Make an exact copy of the listing below.

**Entries from a dataset:**
▽

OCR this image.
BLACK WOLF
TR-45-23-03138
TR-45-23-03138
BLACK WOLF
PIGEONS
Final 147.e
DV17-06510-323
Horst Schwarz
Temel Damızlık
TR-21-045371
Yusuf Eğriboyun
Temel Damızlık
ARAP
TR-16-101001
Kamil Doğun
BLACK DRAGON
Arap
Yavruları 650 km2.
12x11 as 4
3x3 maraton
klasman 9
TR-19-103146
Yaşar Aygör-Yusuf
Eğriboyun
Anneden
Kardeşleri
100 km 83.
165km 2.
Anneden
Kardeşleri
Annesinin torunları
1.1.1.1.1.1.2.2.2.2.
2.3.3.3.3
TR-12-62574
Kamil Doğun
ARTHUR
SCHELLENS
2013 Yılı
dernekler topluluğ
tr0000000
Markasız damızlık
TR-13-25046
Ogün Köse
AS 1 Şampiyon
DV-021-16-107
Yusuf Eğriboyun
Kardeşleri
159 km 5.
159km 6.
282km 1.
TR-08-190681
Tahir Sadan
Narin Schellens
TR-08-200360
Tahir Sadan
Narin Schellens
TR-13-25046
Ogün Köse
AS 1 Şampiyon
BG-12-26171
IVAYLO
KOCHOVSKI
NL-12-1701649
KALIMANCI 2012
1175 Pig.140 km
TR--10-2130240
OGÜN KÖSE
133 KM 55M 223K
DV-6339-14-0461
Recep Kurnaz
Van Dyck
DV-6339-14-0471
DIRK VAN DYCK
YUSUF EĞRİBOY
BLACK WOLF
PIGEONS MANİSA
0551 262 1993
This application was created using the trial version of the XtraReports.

△

**REPLY:**
OCR this image.
BLACK WOLF
TR-45-23-03138
TR-45-23-03138
BLACK WOLF
PIGEONS
Final 147.e
DV17-06510-323
Horst Schwarz
Temel Damızlık
TR-21-045371
Yusuf Eğriboyun
Temel Damızlık
ARAP
TR-16-101001
Kamil Doğun
BLACK DRAGON
Arap
Yavruları 650 km2.
12x11 as 4
3x3 maraton
klasman 9
TR-19-103146
Yaşar Aygör-Yusuf
Eğriboyun
Anneden
Kardeşleri
100 km 83.
165km 2.
Anneden
Kardeşleri
Annesinin torunları
1.1.1.1.1.1.2.2.2.2.
2.3.3.3.3
TR-12-62574
Kamil Doğun
ARTHUR
SCHELLENS
2013 Yılı
dernekler topluluğ
tr0000000
Markasız damızlık
TR-13-25046
Ogün Köse
AS 1 Şampiyon
DV-021-16-107
Yusuf Eğriboyun
Kardeşleri
159 km 5.
159km 6.
282km 1.
TR-08-190681
Tahir Sadan
Narin Schellens
TR-08-200360
Tahir Sadan
Narin Schellens
TR-13-25046
Ogün Köse
AS 1 Şampiyon
BG-12-26171
IVAYLO
KOCHOVSKI
NL-12-1701649
KALIMANCI 2012
1175 Pig.140 km
TR--10-2130240
OGÜN KÖSE
133 KM 55M 223K
DV-6339-14-0461
Recep Kurnaz
Van Dyck
DV-6339-14-0471
DIRK VAN DYCK
YUSUF EĞRİBOY
BLACK WOLF
PIGEONS MANİSA
0551 262 1993
This application was created using the trial version of the XtraReports.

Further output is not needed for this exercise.